RECORDS FOR PROCESSING
=====

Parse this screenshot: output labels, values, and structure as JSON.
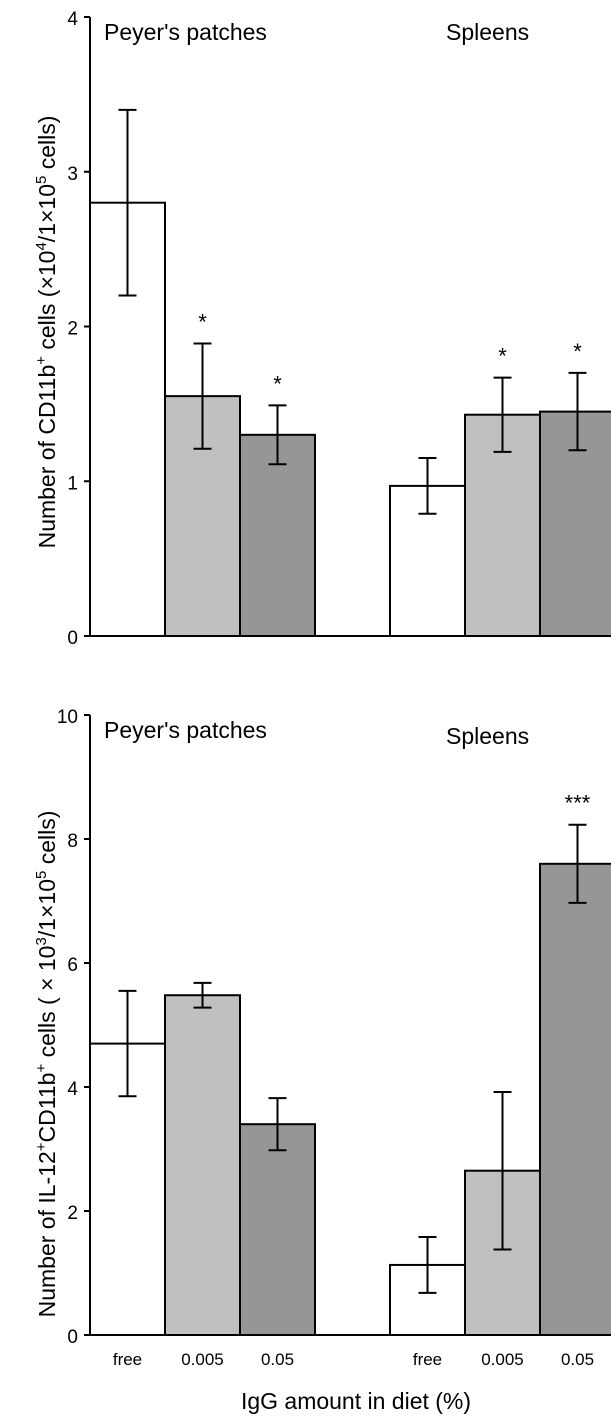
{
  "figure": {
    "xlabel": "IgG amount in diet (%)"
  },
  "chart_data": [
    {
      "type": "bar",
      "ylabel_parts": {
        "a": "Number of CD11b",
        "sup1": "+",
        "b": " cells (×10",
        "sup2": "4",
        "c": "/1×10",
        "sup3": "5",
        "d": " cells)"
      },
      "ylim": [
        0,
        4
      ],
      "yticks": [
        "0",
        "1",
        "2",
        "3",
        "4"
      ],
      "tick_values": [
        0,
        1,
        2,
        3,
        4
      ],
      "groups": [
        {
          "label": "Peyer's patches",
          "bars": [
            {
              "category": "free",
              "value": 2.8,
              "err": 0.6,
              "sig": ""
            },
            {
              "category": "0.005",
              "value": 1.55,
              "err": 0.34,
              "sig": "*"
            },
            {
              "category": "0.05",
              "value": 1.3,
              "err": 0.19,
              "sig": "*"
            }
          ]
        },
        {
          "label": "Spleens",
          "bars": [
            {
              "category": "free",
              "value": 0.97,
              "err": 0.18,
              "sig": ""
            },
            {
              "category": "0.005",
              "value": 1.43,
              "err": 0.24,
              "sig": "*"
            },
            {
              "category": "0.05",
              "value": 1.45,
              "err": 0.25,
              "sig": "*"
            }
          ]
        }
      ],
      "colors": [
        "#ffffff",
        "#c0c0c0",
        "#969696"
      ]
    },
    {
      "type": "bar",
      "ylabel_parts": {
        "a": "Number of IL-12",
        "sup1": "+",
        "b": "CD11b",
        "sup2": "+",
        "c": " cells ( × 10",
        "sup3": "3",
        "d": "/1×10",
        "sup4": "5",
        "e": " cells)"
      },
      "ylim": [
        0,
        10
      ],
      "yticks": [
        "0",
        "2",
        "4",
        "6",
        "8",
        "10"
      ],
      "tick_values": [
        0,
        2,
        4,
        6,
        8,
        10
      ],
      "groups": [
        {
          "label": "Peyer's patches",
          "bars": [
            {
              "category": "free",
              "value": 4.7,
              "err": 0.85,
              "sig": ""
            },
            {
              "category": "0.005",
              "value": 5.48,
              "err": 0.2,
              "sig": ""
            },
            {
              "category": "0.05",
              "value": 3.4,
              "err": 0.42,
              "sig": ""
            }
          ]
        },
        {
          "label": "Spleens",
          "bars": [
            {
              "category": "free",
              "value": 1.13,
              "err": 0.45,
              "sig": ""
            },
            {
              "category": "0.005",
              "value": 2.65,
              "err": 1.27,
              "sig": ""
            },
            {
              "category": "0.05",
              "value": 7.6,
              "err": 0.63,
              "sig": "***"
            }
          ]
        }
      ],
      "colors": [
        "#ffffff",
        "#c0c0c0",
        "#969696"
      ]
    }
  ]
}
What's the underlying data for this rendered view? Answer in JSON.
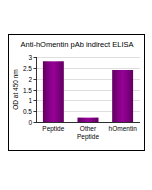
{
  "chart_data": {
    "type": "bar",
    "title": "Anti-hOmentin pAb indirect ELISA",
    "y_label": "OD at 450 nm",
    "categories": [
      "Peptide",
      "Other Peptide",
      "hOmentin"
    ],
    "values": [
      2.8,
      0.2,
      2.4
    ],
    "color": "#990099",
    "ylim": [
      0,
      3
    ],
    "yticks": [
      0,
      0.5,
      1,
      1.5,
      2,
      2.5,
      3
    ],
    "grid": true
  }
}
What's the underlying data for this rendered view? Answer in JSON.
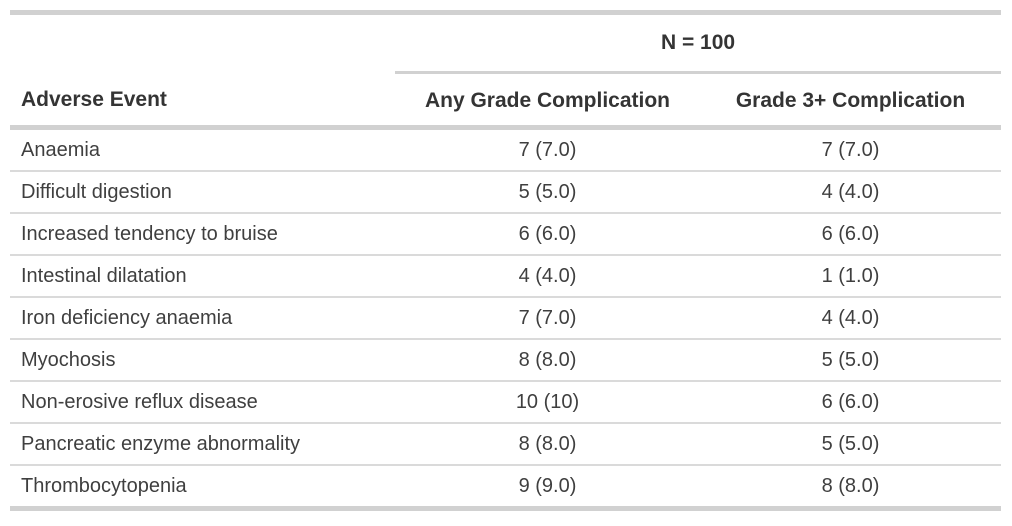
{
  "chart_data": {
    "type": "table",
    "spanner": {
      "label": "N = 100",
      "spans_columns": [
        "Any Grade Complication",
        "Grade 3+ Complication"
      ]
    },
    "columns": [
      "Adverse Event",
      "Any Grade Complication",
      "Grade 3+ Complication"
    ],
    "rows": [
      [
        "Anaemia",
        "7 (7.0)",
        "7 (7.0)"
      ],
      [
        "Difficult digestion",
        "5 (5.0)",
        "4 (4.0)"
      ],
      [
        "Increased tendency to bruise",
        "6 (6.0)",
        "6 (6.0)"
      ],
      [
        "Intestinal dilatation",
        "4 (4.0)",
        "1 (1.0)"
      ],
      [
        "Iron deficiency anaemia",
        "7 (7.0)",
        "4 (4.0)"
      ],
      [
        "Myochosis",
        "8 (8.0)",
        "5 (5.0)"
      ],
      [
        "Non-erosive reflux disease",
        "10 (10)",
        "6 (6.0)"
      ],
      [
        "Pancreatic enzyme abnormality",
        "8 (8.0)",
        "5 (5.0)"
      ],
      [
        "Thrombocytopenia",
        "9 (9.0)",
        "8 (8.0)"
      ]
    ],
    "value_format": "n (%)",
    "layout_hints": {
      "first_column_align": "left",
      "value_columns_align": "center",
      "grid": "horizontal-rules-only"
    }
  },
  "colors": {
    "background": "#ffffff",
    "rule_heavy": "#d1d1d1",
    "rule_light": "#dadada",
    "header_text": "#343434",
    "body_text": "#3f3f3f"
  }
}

=====

EXERCISE PROMPT
Images do not belong in the copy; reproduce all other parts of the records above verbatim.

OUTPUT OF THE TASK
Parse this screenshot: output labels, values, and structure as JSON.
{
  "figure": {
    "xlabel": "IgG amount in diet (%)"
  },
  "chart_data": [
    {
      "type": "bar",
      "ylabel_parts": {
        "a": "Number of CD11b",
        "sup1": "+",
        "b": " cells (×10",
        "sup2": "4",
        "c": "/1×10",
        "sup3": "5",
        "d": " cells)"
      },
      "ylim": [
        0,
        4
      ],
      "yticks": [
        "0",
        "1",
        "2",
        "3",
        "4"
      ],
      "tick_values": [
        0,
        1,
        2,
        3,
        4
      ],
      "groups": [
        {
          "label": "Peyer's patches",
          "bars": [
            {
              "category": "free",
              "value": 2.8,
              "err": 0.6,
              "sig": ""
            },
            {
              "category": "0.005",
              "value": 1.55,
              "err": 0.34,
              "sig": "*"
            },
            {
              "category": "0.05",
              "value": 1.3,
              "err": 0.19,
              "sig": "*"
            }
          ]
        },
        {
          "label": "Spleens",
          "bars": [
            {
              "category": "free",
              "value": 0.97,
              "err": 0.18,
              "sig": ""
            },
            {
              "category": "0.005",
              "value": 1.43,
              "err": 0.24,
              "sig": "*"
            },
            {
              "category": "0.05",
              "value": 1.45,
              "err": 0.25,
              "sig": "*"
            }
          ]
        }
      ],
      "colors": [
        "#ffffff",
        "#c0c0c0",
        "#969696"
      ]
    },
    {
      "type": "bar",
      "ylabel_parts": {
        "a": "Number of IL-12",
        "sup1": "+",
        "b": "CD11b",
        "sup2": "+",
        "c": " cells ( × 10",
        "sup3": "3",
        "d": "/1×10",
        "sup4": "5",
        "e": " cells)"
      },
      "ylim": [
        0,
        10
      ],
      "yticks": [
        "0",
        "2",
        "4",
        "6",
        "8",
        "10"
      ],
      "tick_values": [
        0,
        2,
        4,
        6,
        8,
        10
      ],
      "groups": [
        {
          "label": "Peyer's patches",
          "bars": [
            {
              "category": "free",
              "value": 4.7,
              "err": 0.85,
              "sig": ""
            },
            {
              "category": "0.005",
              "value": 5.48,
              "err": 0.2,
              "sig": ""
            },
            {
              "category": "0.05",
              "value": 3.4,
              "err": 0.42,
              "sig": ""
            }
          ]
        },
        {
          "label": "Spleens",
          "bars": [
            {
              "category": "free",
              "value": 1.13,
              "err": 0.45,
              "sig": ""
            },
            {
              "category": "0.005",
              "value": 2.65,
              "err": 1.27,
              "sig": ""
            },
            {
              "category": "0.05",
              "value": 7.6,
              "err": 0.63,
              "sig": "***"
            }
          ]
        }
      ],
      "colors": [
        "#ffffff",
        "#c0c0c0",
        "#969696"
      ]
    }
  ]
}
What's the underlying data for this rendered view? Answer in JSON.
{
  "chart_data": {
    "type": "bar",
    "title": "Anti-hOmentin pAb indirect ELISA",
    "y_label": "OD at 450 nm",
    "categories": [
      "Peptide",
      "Other Peptide",
      "hOmentin"
    ],
    "values": [
      2.8,
      0.2,
      2.4
    ],
    "color": "#990099",
    "ylim": [
      0,
      3
    ],
    "yticks": [
      0,
      0.5,
      1,
      1.5,
      2,
      2.5,
      3
    ],
    "grid": true
  }
}
What's the underlying data for this rendered view? Answer in JSON.
{
  "chart_data": {
    "type": "table",
    "spanner": {
      "label": "N = 100",
      "spans_columns": [
        "Any Grade Complication",
        "Grade 3+ Complication"
      ]
    },
    "columns": [
      "Adverse Event",
      "Any Grade Complication",
      "Grade 3+ Complication"
    ],
    "rows": [
      [
        "Anaemia",
        "7 (7.0)",
        "7 (7.0)"
      ],
      [
        "Difficult digestion",
        "5 (5.0)",
        "4 (4.0)"
      ],
      [
        "Increased tendency to bruise",
        "6 (6.0)",
        "6 (6.0)"
      ],
      [
        "Intestinal dilatation",
        "4 (4.0)",
        "1 (1.0)"
      ],
      [
        "Iron deficiency anaemia",
        "7 (7.0)",
        "4 (4.0)"
      ],
      [
        "Myochosis",
        "8 (8.0)",
        "5 (5.0)"
      ],
      [
        "Non-erosive reflux disease",
        "10 (10)",
        "6 (6.0)"
      ],
      [
        "Pancreatic enzyme abnormality",
        "8 (8.0)",
        "5 (5.0)"
      ],
      [
        "Thrombocytopenia",
        "9 (9.0)",
        "8 (8.0)"
      ]
    ],
    "value_format": "n (%)",
    "layout_hints": {
      "first_column_align": "left",
      "value_columns_align": "center",
      "grid": "horizontal-rules-only"
    }
  },
  "colors": {
    "background": "#ffffff",
    "rule_heavy": "#d1d1d1",
    "rule_light": "#dadada",
    "header_text": "#343434",
    "body_text": "#3f3f3f"
  }
}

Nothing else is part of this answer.